»»

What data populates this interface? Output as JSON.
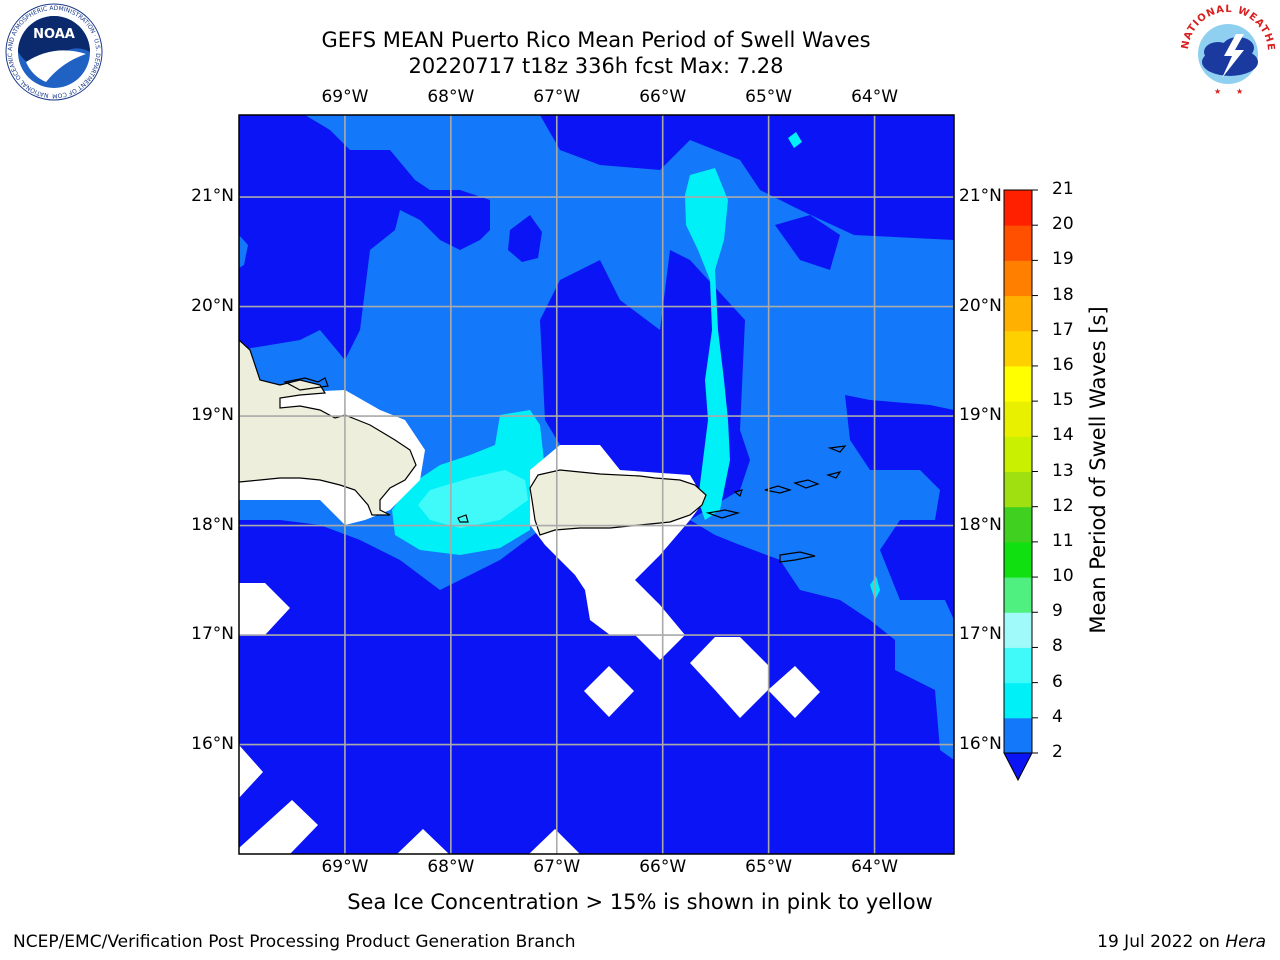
{
  "title_line1": "GEFS MEAN Puerto Rico Mean Period of Swell Waves",
  "title_line2": "20220717 t18z 336h fcst   Max: 7.28",
  "lon_labels": [
    "69°W",
    "68°W",
    "67°W",
    "66°W",
    "65°W",
    "64°W"
  ],
  "lat_labels": [
    "21°N",
    "20°N",
    "19°N",
    "18°N",
    "17°N",
    "16°N"
  ],
  "colorbar": {
    "title": "Mean Period of Swell Waves [s]",
    "ticks": [
      "2",
      "4",
      "6",
      "8",
      "9",
      "10",
      "11",
      "12",
      "13",
      "14",
      "15",
      "16",
      "17",
      "18",
      "19",
      "20",
      "21"
    ],
    "colors": [
      "#0a14f5",
      "#1478fa",
      "#00f0f8",
      "#40fafa",
      "#a0fafa",
      "#50f080",
      "#10e010",
      "#40d020",
      "#a0e010",
      "#c8f000",
      "#e8f000",
      "#ffff00",
      "#ffd000",
      "#ffb000",
      "#ff8000",
      "#ff5000",
      "#ff2000",
      "#ff0000"
    ],
    "extend": "min"
  },
  "map": {
    "lon_range": [
      -70,
      -63.25
    ],
    "lat_range": [
      15,
      21.75
    ],
    "grid": true,
    "background_color": "#0a14f5"
  },
  "subtitle": "Sea Ice Concentration > 15% is shown in pink to yellow",
  "footer_left": "NCEP/EMC/Verification Post Processing Product Generation Branch",
  "footer_date": "19 Jul 2022 on",
  "footer_host": "Hera",
  "logos": {
    "left": {
      "name": "noaa-logo",
      "text": "NOAA",
      "ring_text": "NATIONAL OCEANIC AND ATMOSPHERIC ADMINISTRATION · U.S. DEPARTMENT OF COMMERCE"
    },
    "right": {
      "name": "nws-logo",
      "ring_text": "NATIONAL WEATHER SERVICE"
    }
  }
}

««

- [SHORT PROBLEM]
Among the lines above, how many contain the string "NATIONAL"? State the number alone.

- [TASK OUTPUT]
2